(Stored records)
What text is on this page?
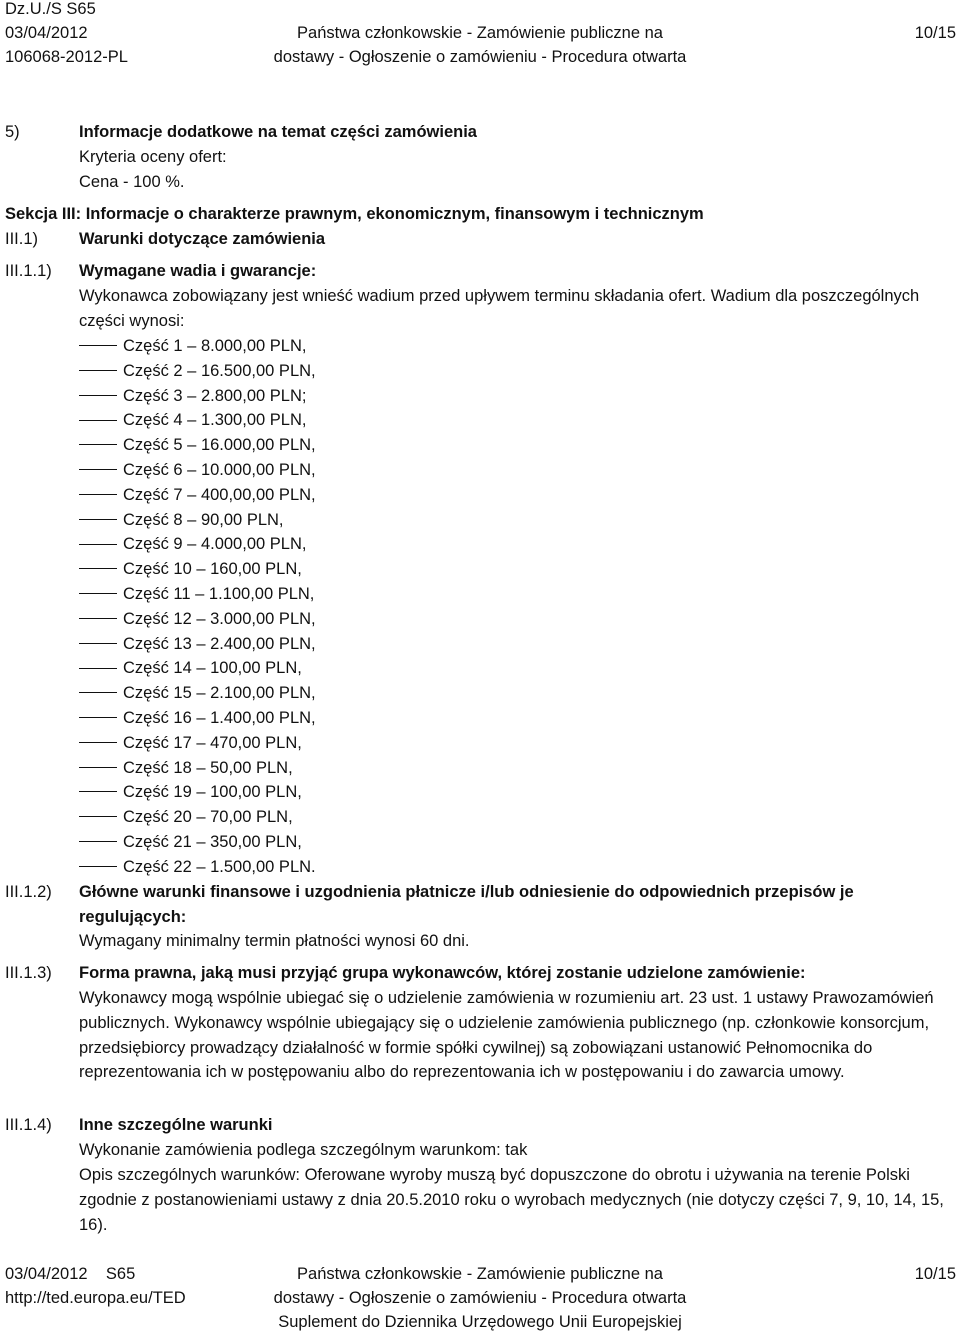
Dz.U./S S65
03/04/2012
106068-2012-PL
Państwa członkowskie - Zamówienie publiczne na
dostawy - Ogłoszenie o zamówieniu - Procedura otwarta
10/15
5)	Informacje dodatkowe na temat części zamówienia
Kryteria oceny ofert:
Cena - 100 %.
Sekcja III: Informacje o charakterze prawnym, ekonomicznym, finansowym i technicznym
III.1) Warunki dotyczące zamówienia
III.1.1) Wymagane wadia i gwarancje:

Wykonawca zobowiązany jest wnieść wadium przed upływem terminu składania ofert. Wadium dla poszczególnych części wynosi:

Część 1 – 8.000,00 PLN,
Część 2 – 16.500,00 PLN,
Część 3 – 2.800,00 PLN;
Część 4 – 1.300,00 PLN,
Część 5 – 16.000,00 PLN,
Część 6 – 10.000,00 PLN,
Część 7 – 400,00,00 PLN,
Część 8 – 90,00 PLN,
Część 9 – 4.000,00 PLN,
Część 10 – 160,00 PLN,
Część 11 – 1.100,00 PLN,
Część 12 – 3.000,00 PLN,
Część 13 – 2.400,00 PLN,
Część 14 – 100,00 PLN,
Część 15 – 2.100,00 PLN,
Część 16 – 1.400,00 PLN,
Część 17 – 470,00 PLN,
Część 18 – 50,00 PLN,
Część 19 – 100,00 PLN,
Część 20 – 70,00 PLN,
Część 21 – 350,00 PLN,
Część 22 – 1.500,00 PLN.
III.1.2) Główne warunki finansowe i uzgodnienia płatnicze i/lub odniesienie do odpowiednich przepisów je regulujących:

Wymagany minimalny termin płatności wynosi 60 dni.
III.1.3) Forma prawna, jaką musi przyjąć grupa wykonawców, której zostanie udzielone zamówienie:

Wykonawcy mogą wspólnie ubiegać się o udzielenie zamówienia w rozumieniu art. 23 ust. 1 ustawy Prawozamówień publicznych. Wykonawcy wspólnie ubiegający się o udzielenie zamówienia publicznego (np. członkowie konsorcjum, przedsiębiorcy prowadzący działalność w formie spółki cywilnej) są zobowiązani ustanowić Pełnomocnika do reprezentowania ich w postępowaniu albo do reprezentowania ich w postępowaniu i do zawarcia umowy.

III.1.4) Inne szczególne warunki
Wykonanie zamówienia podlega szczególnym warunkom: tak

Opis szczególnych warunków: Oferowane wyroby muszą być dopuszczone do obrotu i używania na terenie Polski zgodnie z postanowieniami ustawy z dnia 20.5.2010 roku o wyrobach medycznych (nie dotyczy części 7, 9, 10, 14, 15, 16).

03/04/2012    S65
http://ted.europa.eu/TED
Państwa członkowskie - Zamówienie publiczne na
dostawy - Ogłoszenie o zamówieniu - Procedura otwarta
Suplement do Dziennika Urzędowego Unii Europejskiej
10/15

...

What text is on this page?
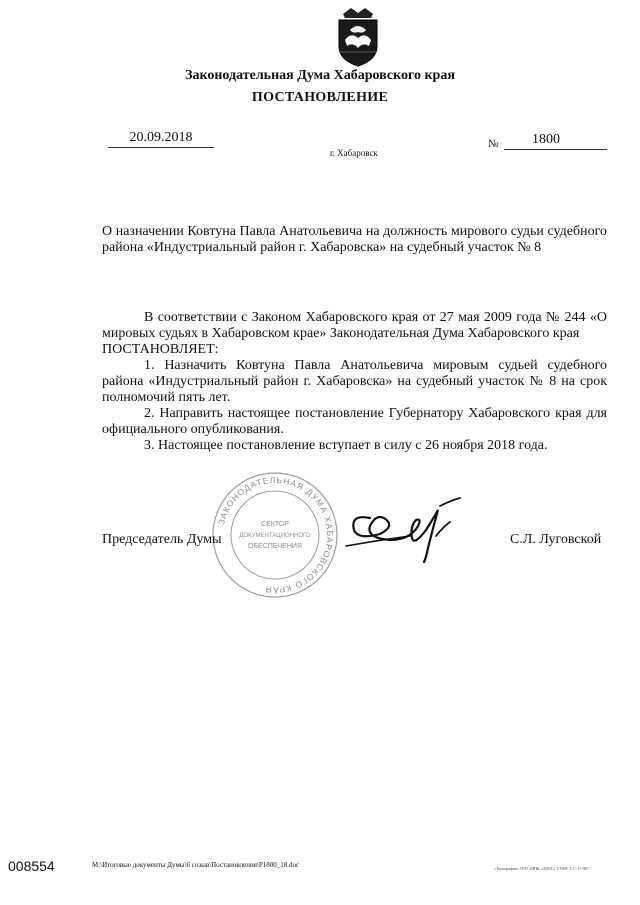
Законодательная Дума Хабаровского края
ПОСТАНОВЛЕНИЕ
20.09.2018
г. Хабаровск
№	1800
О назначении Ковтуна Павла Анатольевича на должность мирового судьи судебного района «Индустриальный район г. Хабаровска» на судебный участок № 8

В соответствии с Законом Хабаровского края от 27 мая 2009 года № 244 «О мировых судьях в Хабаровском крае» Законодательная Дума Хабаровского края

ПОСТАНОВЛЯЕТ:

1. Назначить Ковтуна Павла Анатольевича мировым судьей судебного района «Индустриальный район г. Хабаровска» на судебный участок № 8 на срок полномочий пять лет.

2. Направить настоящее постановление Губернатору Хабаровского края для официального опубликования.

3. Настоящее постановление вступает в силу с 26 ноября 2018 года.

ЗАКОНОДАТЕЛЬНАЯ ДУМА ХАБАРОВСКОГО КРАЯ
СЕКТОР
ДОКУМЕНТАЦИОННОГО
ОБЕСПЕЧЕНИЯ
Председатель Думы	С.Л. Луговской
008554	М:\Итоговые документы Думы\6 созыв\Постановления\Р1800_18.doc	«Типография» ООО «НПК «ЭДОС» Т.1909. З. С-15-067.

_EXERCISE PROMPT_
Work through the data and report how many of its lines hold the word "Ковтуна", giving only the figure.

_RESULT OF THE TASK_
2